**What you are asked to do**:
Reproduce the entries starting at the line containing "What elements are" and ending at the line containing "y-tick-label: 0.0 [91, 532, 115, 553]", substituting "x-axis-tick-label" for every "x-tick-label" and keeping everything else unchanged. Omit the pictures from your output.

**Provided material**:
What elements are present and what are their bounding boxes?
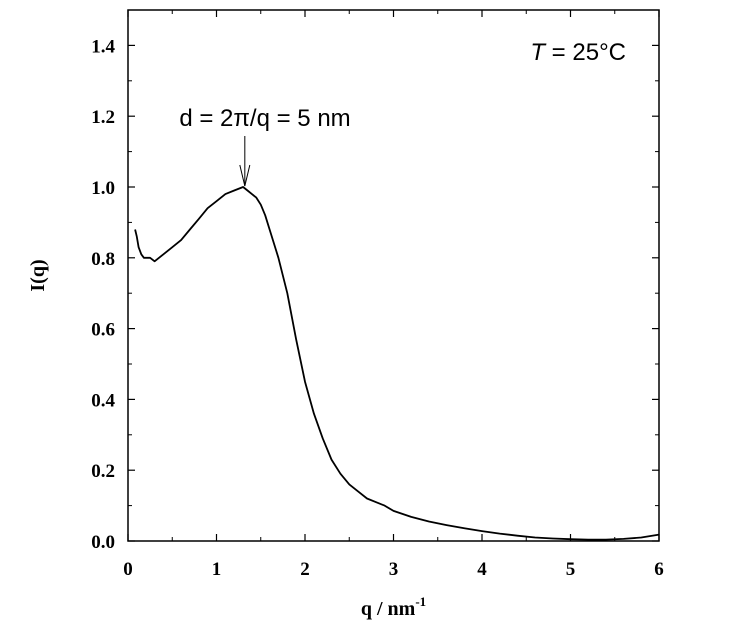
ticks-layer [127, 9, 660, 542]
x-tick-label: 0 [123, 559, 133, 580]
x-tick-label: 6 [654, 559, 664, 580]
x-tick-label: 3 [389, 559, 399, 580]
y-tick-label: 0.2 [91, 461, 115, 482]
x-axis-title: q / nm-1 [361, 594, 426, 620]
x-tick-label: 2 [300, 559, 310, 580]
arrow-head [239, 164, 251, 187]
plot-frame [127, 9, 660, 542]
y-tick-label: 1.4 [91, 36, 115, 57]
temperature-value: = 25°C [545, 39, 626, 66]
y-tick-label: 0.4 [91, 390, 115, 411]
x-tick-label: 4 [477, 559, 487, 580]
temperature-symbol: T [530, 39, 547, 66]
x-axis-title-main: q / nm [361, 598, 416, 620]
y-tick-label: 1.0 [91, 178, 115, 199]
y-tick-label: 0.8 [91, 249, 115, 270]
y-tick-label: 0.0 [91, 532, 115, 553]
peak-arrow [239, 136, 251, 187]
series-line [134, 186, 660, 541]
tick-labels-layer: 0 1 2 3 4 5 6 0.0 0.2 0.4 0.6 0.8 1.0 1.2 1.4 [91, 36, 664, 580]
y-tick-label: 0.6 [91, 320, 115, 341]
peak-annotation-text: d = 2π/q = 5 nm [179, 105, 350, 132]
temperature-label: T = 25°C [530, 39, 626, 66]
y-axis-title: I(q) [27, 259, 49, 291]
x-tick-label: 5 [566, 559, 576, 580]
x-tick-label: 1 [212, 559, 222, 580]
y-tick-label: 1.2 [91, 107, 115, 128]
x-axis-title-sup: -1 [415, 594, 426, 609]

--

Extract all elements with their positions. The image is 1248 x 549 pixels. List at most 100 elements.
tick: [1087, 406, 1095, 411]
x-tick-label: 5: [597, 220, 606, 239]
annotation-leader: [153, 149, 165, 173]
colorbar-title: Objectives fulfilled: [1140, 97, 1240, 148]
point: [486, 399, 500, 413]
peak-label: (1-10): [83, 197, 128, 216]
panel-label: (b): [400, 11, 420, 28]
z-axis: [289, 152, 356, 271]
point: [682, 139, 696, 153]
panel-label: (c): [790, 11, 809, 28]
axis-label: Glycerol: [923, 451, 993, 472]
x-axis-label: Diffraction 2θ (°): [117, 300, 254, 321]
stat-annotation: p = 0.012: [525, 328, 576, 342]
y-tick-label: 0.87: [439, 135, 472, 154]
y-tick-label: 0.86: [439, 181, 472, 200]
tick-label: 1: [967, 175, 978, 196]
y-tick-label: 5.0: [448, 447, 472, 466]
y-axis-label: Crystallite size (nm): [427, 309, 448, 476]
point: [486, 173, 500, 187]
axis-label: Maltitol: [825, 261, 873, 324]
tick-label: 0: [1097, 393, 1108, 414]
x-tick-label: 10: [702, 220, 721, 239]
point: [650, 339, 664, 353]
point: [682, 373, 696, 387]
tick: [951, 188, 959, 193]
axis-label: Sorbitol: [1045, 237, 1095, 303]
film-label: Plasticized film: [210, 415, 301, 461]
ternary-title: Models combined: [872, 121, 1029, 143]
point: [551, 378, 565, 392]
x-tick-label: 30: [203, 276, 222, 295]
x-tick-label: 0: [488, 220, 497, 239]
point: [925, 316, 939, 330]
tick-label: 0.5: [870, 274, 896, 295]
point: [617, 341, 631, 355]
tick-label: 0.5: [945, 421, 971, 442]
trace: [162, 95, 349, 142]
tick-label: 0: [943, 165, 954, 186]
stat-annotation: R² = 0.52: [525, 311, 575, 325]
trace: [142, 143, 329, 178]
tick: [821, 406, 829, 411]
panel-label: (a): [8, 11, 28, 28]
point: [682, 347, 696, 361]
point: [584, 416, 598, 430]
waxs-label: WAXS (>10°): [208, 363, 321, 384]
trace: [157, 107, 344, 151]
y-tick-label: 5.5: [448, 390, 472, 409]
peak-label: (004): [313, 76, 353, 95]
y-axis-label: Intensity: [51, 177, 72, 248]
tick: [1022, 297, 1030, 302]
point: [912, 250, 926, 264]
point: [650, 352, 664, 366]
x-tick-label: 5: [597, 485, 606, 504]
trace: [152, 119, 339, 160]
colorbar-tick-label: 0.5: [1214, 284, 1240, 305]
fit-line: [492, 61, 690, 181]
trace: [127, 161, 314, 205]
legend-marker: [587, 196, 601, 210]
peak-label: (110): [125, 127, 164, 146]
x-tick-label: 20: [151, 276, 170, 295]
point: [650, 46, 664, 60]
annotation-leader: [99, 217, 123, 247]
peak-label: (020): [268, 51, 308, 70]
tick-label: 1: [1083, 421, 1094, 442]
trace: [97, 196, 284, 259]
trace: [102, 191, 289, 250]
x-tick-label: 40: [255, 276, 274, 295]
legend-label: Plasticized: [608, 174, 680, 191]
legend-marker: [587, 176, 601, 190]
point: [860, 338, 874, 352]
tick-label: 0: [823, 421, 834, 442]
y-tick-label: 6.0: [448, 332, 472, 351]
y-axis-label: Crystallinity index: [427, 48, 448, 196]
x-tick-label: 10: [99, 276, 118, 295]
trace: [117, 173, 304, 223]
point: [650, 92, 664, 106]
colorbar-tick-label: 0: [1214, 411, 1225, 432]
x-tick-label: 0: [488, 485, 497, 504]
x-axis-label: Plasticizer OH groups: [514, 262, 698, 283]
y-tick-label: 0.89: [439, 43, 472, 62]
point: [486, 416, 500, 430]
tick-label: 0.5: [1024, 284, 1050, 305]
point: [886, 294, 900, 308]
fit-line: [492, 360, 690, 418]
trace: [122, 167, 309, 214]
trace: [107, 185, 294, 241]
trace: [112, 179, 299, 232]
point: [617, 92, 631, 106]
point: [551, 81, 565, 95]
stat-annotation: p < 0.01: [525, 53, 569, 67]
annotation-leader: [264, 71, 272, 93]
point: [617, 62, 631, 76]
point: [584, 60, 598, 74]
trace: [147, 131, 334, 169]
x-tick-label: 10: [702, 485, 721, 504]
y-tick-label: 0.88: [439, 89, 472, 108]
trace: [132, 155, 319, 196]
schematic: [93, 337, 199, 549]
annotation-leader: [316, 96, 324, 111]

--

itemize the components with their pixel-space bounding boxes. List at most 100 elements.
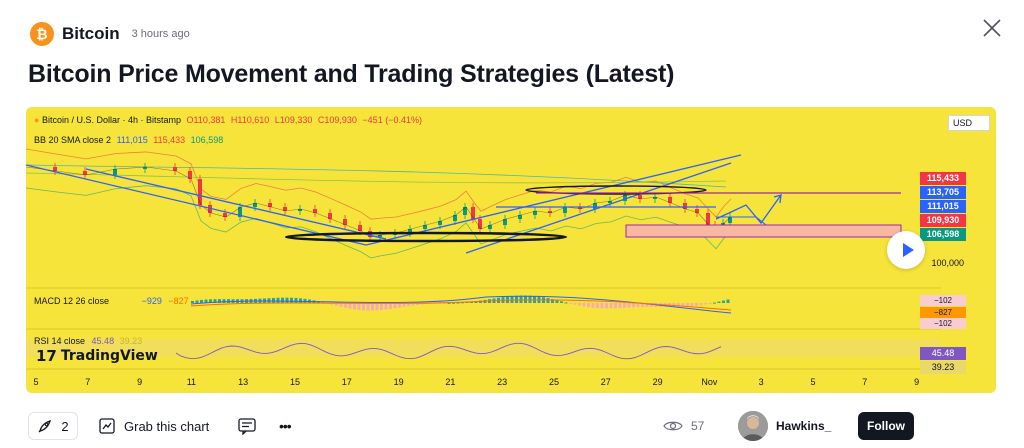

**Solution to this task**:
What elements are present and what are their bounding boxes?
ticks-layer [127, 9, 660, 542]
x-axis-tick-label: 0 [123, 559, 133, 580]
x-axis-tick-label: 6 [654, 559, 664, 580]
x-axis-tick-label: 3 [389, 559, 399, 580]
y-tick-label: 0.2 [91, 461, 115, 482]
x-axis-title: q / nm-1 [361, 594, 426, 620]
x-axis-tick-label: 2 [300, 559, 310, 580]
arrow-head [239, 164, 251, 187]
plot-frame [127, 9, 660, 542]
y-tick-label: 1.4 [91, 36, 115, 57]
temperature-value: = 25°C [545, 39, 626, 66]
y-tick-label: 0.4 [91, 390, 115, 411]
x-axis-tick-label: 4 [477, 559, 487, 580]
temperature-symbol: T [530, 39, 547, 66]
x-axis-title-main: q / nm [361, 598, 416, 620]
y-tick-label: 1.0 [91, 178, 115, 199]
y-tick-label: 0.8 [91, 249, 115, 270]
y-tick-label: 0.0 [91, 532, 115, 553]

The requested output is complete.